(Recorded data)

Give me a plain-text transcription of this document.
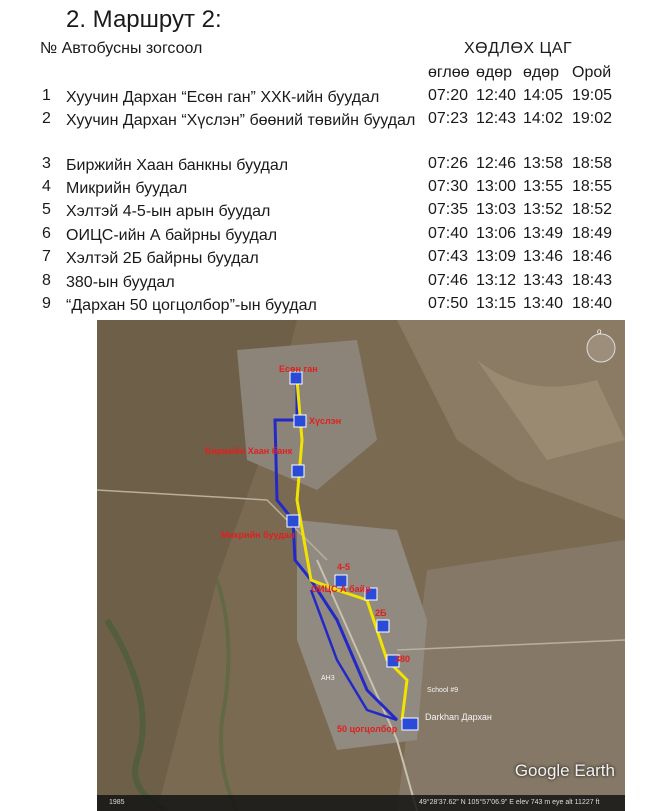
2. Маршрут 2:
№ Автобусны зогсоол	ХӨДЛӨХ ЦАГ
өглөө өдөр өдөр Орой
1 Хуучин Дархан “Есөн ган” ХХК-ийн буудал	07:20 12:40 14:05 19:05
2 Хуучин Дархан “Хүслэн” бөөний төвийн буудал 07:23 12:43 14:02 19:02
3 Биржийн Хаан банкны буудал	07:26 12:46 13:58 18:58
4 Микрийн буудал	07:30 13:00 13:55 18:55
5 Хэлтэй 4-5-ын арын буудал	07:35 13:03 13:52 18:52
6 ОИЦС-ийн А байрны буудал	07:40 13:06 13:49 18:49
7 Хэлтэй 2Б байрны буудал	07:43 13:09 13:46 18:46
8 380-ын буудал	07:46 13:12 13:43 18:43
9 “Дархан 50 цогцолбор”-ын буудал	07:50 13:15 13:40 18:40
Есөн ган
Хүслэн
Биржийн Хаан банк
Микрийн буудал
4-5
ОИЦС А байр
2Б
380
50 цогцолбор
Darkhan Дархан
School #9
AH3
o
Google Earth
1985	49°28'37.62" N 105°57'06.9" E elev 743 m eye alt 11227 ft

● YOUR INSTRUCTIONS:
Reproduce every record above exactly, omitting the pictures.

● RESULT FOR THIS EXERCISE:
Give me a plain-text transcription of this document.
2. Маршрут 2:
№ Автобусны зогсоол	ХӨДЛӨХ ЦАГ
өглөө өдөр өдөр Орой
1 Хуучин Дархан “Есөн ган” ХХК-ийн буудал	07:20 12:40 14:05 19:05
2 Хуучин Дархан “Хүслэн” бөөний төвийн буудал 07:23 12:43 14:02 19:02
3 Биржийн Хаан банкны буудал	07:26 12:46 13:58 18:58
4 Микрийн буудал	07:30 13:00 13:55 18:55
5 Хэлтэй 4-5-ын арын буудал	07:35 13:03 13:52 18:52
6 ОИЦС-ийн А байрны буудал	07:40 13:06 13:49 18:49
7 Хэлтэй 2Б байрны буудал	07:43 13:09 13:46 18:46
8 380-ын буудал	07:46 13:12 13:43 18:43
9 “Дархан 50 цогцолбор”-ын буудал	07:50 13:15 13:40 18:40
Есөн ган
Хүслэн
Биржийн Хаан банк
Микрийн буудал
4-5
ОИЦС А байр
2Б
380
50 цогцолбор
Darkhan Дархан
School #9
AH3
o
Google Earth
1985	49°28'37.62" N 105°57'06.9" E elev 743 m eye alt 11227 ft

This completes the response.